(Excerpt from a dataset)
.....

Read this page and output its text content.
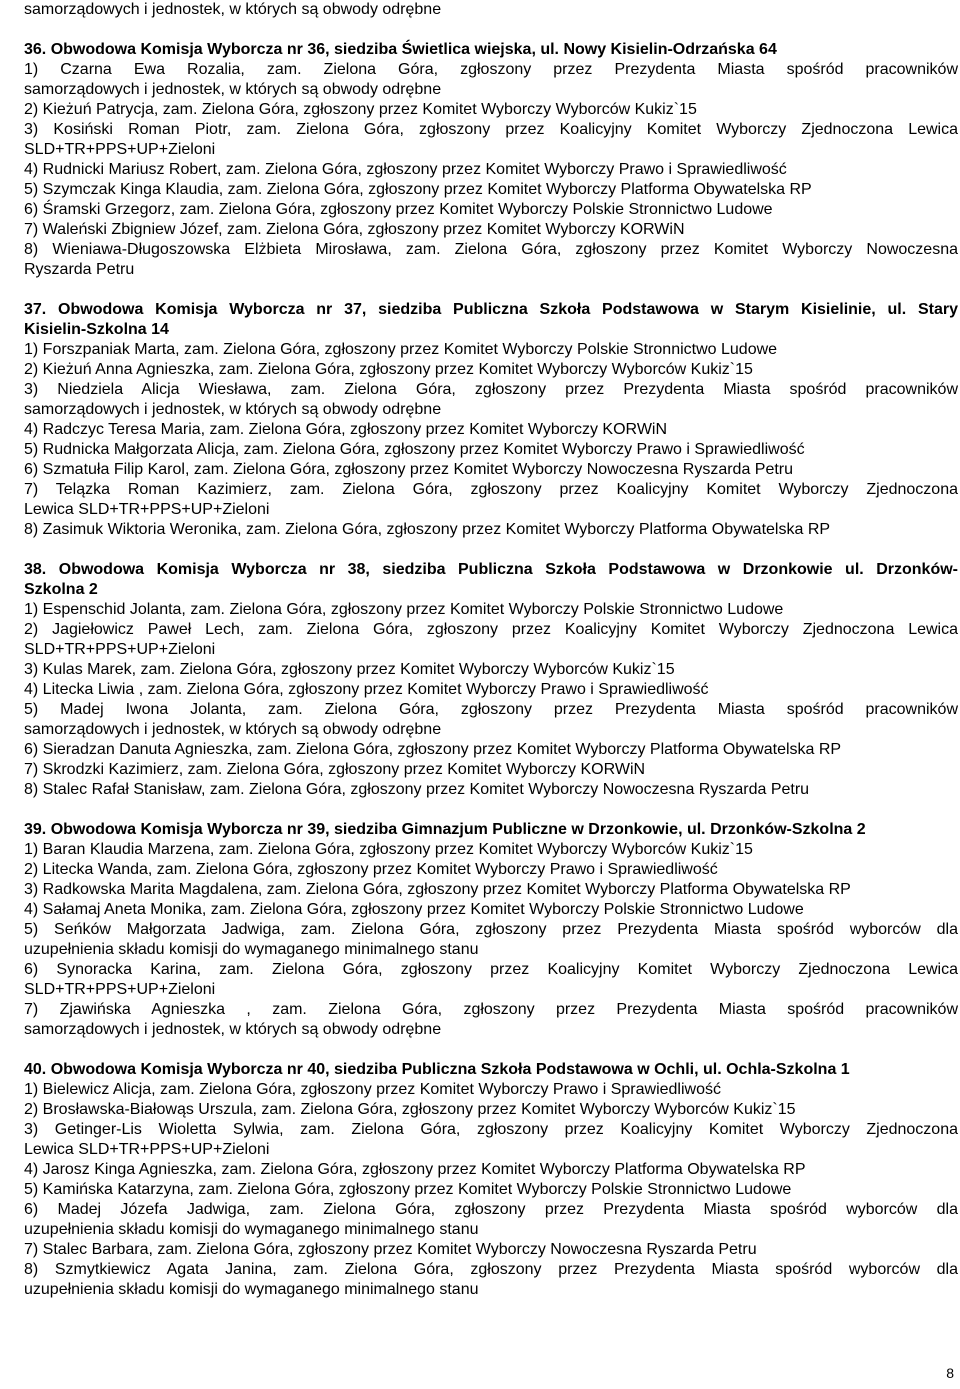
samorządowych i jednostek, w których są obwody odrębne
36. Obwodowa Komisja Wyborcza nr 36, siedziba Świetlica wiejska, ul. Nowy Kisielin-Odrzańska 64
1) Czarna Ewa Rozalia, zam. Zielona Góra, zgłoszony przez Prezydenta Miasta spośród pracowników
samorządowych i jednostek, w których są obwody odrębne
2) Kieżuń Patrycja, zam. Zielona Góra, zgłoszony przez Komitet Wyborczy Wyborców Kukiz`15
3) Kosiński Roman Piotr, zam. Zielona Góra, zgłoszony przez Koalicyjny Komitet Wyborczy Zjednoczona Lewica
SLD+TR+PPS+UP+Zieloni
4) Rudnicki Mariusz Robert, zam. Zielona Góra, zgłoszony przez Komitet Wyborczy Prawo i Sprawiedliwość
5) Szymczak Kinga Klaudia, zam. Zielona Góra, zgłoszony przez Komitet Wyborczy Platforma Obywatelska RP
6) Śramski Grzegorz, zam. Zielona Góra, zgłoszony przez Komitet Wyborczy Polskie Stronnictwo Ludowe
7) Waleński Zbigniew Józef, zam. Zielona Góra, zgłoszony przez Komitet Wyborczy KORWiN
8) Wieniawa-Długoszowska Elżbieta Mirosława, zam. Zielona Góra, zgłoszony przez Komitet Wyborczy Nowoczesna
Ryszarda Petru
37. Obwodowa Komisja Wyborcza nr 37, siedziba Publiczna Szkoła Podstawowa w Starym Kisielinie, ul. Stary
Kisielin-Szkolna 14
1) Forszpaniak Marta, zam. Zielona Góra, zgłoszony przez Komitet Wyborczy Polskie Stronnictwo Ludowe
2) Kieżuń Anna Agnieszka, zam. Zielona Góra, zgłoszony przez Komitet Wyborczy Wyborców Kukiz`15
3) Niedziela Alicja Wiesława, zam. Zielona Góra, zgłoszony przez Prezydenta Miasta spośród pracowników
samorządowych i jednostek, w których są obwody odrębne
4) Radczyc Teresa Maria, zam. Zielona Góra, zgłoszony przez Komitet Wyborczy KORWiN
5) Rudnicka Małgorzata Alicja, zam. Zielona Góra, zgłoszony przez Komitet Wyborczy Prawo i Sprawiedliwość
6) Szmatuła Filip Karol, zam. Zielona Góra, zgłoszony przez Komitet Wyborczy Nowoczesna Ryszarda Petru
7) Telązka Roman Kazimierz, zam. Zielona Góra, zgłoszony przez Koalicyjny Komitet Wyborczy Zjednoczona
Lewica SLD+TR+PPS+UP+Zieloni
8) Zasimuk Wiktoria Weronika, zam. Zielona Góra, zgłoszony przez Komitet Wyborczy Platforma Obywatelska RP
38. Obwodowa Komisja Wyborcza nr 38, siedziba Publiczna Szkoła Podstawowa w Drzonkowie ul. Drzonków-
Szkolna 2
1) Espenschid Jolanta, zam. Zielona Góra, zgłoszony przez Komitet Wyborczy Polskie Stronnictwo Ludowe
2) Jagiełowicz Paweł Lech, zam. Zielona Góra, zgłoszony przez Koalicyjny Komitet Wyborczy Zjednoczona Lewica
SLD+TR+PPS+UP+Zieloni
3) Kulas Marek, zam. Zielona Góra, zgłoszony przez Komitet Wyborczy Wyborców Kukiz`15
4) Litecka Liwia , zam. Zielona Góra, zgłoszony przez Komitet Wyborczy Prawo i Sprawiedliwość
5) Madej Iwona Jolanta, zam. Zielona Góra, zgłoszony przez Prezydenta Miasta spośród pracowników
samorządowych i jednostek, w których są obwody odrębne
6) Sieradzan Danuta Agnieszka, zam. Zielona Góra, zgłoszony przez Komitet Wyborczy Platforma Obywatelska RP
7) Skrodzki Kazimierz, zam. Zielona Góra, zgłoszony przez Komitet Wyborczy KORWiN
8) Stalec Rafał Stanisław, zam. Zielona Góra, zgłoszony przez Komitet Wyborczy Nowoczesna Ryszarda Petru
39. Obwodowa Komisja Wyborcza nr 39, siedziba Gimnazjum Publiczne w Drzonkowie, ul. Drzonków-Szkolna 2
1) Baran Klaudia Marzena, zam. Zielona Góra, zgłoszony przez Komitet Wyborczy Wyborców Kukiz`15
2) Litecka Wanda, zam. Zielona Góra, zgłoszony przez Komitet Wyborczy Prawo i Sprawiedliwość
3) Radkowska Marita Magdalena, zam. Zielona Góra, zgłoszony przez Komitet Wyborczy Platforma Obywatelska RP
4) Sałamaj Aneta Monika, zam. Zielona Góra, zgłoszony przez Komitet Wyborczy Polskie Stronnictwo Ludowe
5) Seńków Małgorzata Jadwiga, zam. Zielona Góra, zgłoszony przez Prezydenta Miasta spośród wyborców dla
uzupełnienia składu komisji do wymaganego minimalnego stanu
6) Synoracka Karina, zam. Zielona Góra, zgłoszony przez Koalicyjny Komitet Wyborczy Zjednoczona Lewica
SLD+TR+PPS+UP+Zieloni
7) Zjawińska Agnieszka , zam. Zielona Góra, zgłoszony przez Prezydenta Miasta spośród pracowników
samorządowych i jednostek, w których są obwody odrębne
40. Obwodowa Komisja Wyborcza nr 40, siedziba Publiczna Szkoła Podstawowa w Ochli, ul. Ochla-Szkolna 1
1) Bielewicz Alicja, zam. Zielona Góra, zgłoszony przez Komitet Wyborczy Prawo i Sprawiedliwość
2) Brosławska-Białowąs Urszula, zam. Zielona Góra, zgłoszony przez Komitet Wyborczy Wyborców Kukiz`15
3) Getinger-Lis Wioletta Sylwia, zam. Zielona Góra, zgłoszony przez Koalicyjny Komitet Wyborczy Zjednoczona
Lewica SLD+TR+PPS+UP+Zieloni
4) Jarosz Kinga Agnieszka, zam. Zielona Góra, zgłoszony przez Komitet Wyborczy Platforma Obywatelska RP
5) Kamińska Katarzyna, zam. Zielona Góra, zgłoszony przez Komitet Wyborczy Polskie Stronnictwo Ludowe
6) Madej Józefa Jadwiga, zam. Zielona Góra, zgłoszony przez Prezydenta Miasta spośród wyborców dla
uzupełnienia składu komisji do wymaganego minimalnego stanu
7) Stalec Barbara, zam. Zielona Góra, zgłoszony przez Komitet Wyborczy Nowoczesna Ryszarda Petru
8) Szmytkiewicz Agata Janina, zam. Zielona Góra, zgłoszony przez Prezydenta Miasta spośród wyborców dla
uzupełnienia składu komisji do wymaganego minimalnego stanu
8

.....

Locate all lines holding the word "Obwodowa", then copy them out.

§ Finished task
36. Obwodowa Komisja Wyborcza nr 36, siedziba Świetlica wiejska, ul. Nowy Kisielin-Odrzańska 64
37. Obwodowa Komisja Wyborcza nr 37, siedziba Publiczna Szkoła Podstawowa w Starym Kisielinie, ul. Stary
38. Obwodowa Komisja Wyborcza nr 38, siedziba Publiczna Szkoła Podstawowa w Drzonkowie ul. Drzonków-
39. Obwodowa Komisja Wyborcza nr 39, siedziba Gimnazjum Publiczne w Drzonkowie, ul. Drzonków-Szkolna 2
40. Obwodowa Komisja Wyborcza nr 40, siedziba Publiczna Szkoła Podstawowa w Ochli, ul. Ochla-Szkolna 1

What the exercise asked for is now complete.